[Data excerpts]:
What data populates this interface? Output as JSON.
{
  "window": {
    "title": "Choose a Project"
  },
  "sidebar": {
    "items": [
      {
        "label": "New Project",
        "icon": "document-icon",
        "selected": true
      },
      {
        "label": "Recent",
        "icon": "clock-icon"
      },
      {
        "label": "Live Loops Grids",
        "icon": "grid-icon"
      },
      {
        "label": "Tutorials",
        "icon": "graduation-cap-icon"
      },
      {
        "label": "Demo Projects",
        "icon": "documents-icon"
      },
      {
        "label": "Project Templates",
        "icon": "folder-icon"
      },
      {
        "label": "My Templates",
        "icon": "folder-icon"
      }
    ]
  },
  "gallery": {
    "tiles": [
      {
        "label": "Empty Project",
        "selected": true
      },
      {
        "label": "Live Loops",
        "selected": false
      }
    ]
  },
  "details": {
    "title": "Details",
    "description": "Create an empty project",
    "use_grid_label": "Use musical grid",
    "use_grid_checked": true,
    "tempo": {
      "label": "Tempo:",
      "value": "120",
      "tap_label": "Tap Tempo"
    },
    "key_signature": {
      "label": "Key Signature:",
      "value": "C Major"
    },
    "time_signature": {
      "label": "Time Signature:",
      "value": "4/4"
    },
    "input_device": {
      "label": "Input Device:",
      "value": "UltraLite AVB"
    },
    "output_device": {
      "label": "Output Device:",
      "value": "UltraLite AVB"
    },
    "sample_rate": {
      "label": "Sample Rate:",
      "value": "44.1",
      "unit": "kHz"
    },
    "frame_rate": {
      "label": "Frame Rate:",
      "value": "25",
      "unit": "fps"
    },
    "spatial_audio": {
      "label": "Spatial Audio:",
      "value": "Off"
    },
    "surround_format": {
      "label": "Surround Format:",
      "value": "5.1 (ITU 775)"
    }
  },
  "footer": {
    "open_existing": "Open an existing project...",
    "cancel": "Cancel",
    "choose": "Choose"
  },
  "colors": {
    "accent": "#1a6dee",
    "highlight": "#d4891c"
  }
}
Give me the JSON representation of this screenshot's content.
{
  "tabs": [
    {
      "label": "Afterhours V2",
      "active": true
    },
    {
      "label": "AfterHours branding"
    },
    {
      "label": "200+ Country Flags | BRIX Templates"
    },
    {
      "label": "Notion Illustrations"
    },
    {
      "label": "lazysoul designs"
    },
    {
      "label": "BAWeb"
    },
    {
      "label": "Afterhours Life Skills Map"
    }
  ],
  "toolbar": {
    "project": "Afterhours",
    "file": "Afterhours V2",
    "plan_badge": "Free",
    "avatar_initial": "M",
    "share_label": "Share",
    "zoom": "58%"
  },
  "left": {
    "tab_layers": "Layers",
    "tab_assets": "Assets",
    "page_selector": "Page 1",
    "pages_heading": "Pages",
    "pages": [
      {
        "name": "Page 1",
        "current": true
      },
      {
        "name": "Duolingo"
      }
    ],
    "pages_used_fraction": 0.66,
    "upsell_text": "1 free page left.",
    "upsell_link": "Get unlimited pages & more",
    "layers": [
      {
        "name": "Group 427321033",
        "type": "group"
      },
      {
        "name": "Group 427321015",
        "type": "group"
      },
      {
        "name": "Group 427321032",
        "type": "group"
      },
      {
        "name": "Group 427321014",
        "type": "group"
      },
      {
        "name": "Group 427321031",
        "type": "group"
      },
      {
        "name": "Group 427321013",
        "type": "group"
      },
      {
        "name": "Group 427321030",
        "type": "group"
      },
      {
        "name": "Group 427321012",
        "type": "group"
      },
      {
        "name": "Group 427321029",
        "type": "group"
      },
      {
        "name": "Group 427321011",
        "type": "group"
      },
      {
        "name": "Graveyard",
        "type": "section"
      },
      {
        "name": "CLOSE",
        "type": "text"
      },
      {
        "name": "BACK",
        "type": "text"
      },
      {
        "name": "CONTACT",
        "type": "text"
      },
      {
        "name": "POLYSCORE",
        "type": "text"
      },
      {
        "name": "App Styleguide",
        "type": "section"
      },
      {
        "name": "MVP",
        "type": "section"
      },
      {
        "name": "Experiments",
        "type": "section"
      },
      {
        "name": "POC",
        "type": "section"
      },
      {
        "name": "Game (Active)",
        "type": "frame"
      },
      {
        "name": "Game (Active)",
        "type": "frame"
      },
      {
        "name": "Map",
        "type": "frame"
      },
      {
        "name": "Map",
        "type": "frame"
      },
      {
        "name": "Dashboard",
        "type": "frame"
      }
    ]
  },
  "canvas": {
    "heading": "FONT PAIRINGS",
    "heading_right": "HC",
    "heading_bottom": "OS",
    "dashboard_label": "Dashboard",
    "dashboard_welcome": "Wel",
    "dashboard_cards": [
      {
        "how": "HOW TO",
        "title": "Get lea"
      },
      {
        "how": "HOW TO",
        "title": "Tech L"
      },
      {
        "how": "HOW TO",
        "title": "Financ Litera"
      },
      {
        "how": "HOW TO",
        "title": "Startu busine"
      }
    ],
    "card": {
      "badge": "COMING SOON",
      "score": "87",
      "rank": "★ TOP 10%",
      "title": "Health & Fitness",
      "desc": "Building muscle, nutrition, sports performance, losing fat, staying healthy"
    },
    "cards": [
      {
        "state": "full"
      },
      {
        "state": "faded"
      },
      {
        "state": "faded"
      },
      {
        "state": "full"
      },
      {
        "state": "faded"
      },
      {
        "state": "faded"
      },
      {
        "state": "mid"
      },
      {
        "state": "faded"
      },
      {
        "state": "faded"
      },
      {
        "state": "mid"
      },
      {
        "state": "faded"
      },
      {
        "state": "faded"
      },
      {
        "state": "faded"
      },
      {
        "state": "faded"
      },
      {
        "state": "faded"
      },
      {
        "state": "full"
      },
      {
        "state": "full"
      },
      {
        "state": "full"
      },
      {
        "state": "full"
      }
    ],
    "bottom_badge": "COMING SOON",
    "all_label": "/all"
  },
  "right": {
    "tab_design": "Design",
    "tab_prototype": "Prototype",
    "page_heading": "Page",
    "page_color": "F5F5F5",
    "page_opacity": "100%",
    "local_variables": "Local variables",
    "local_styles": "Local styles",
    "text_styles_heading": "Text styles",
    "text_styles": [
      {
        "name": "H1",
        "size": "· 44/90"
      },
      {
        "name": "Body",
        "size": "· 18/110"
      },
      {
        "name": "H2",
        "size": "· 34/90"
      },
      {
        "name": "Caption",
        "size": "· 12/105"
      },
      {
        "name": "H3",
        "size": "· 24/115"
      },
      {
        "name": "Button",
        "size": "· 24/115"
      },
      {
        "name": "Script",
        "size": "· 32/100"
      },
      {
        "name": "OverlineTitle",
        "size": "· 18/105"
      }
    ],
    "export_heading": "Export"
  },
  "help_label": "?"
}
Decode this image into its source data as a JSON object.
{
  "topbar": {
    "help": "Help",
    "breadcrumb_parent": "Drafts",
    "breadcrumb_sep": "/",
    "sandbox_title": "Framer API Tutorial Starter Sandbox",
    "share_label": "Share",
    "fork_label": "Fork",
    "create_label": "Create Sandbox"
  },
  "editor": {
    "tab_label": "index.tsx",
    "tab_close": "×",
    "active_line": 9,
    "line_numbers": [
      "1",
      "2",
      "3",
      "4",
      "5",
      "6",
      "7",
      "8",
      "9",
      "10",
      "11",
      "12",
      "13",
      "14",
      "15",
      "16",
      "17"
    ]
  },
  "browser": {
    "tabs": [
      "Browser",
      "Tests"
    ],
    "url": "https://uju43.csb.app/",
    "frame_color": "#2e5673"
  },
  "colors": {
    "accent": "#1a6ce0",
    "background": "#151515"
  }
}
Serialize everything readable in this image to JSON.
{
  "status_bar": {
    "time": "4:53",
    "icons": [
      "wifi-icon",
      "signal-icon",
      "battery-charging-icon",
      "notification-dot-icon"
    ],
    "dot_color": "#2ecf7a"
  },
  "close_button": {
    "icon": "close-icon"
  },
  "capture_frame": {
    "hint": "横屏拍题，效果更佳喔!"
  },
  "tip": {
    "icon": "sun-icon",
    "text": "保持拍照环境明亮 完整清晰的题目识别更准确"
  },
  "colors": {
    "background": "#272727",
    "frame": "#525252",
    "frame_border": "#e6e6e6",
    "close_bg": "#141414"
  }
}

[YOUR GOAL]: Produce an exact copy of the lines from the one containing "Serialize everything readable" through the last line, and of nothing else.

[SOLUTION TO THIS EXERCISE]:
Serialize everything readable in this image to JSON.
{
  "status_bar": {
    "time": "4:53",
    "icons": [
      "wifi-icon",
      "signal-icon",
      "battery-charging-icon",
      "notification-dot-icon"
    ],
    "dot_color": "#2ecf7a"
  },
  "close_button": {
    "icon": "close-icon"
  },
  "capture_frame": {
    "hint": "横屏拍题，效果更佳喔!"
  },
  "tip": {
    "icon": "sun-icon",
    "text": "保持拍照环境明亮 完整清晰的题目识别更准确"
  },
  "colors": {
    "background": "#272727",
    "frame": "#525252",
    "frame_border": "#e6e6e6",
    "close_bg": "#141414"
  }
}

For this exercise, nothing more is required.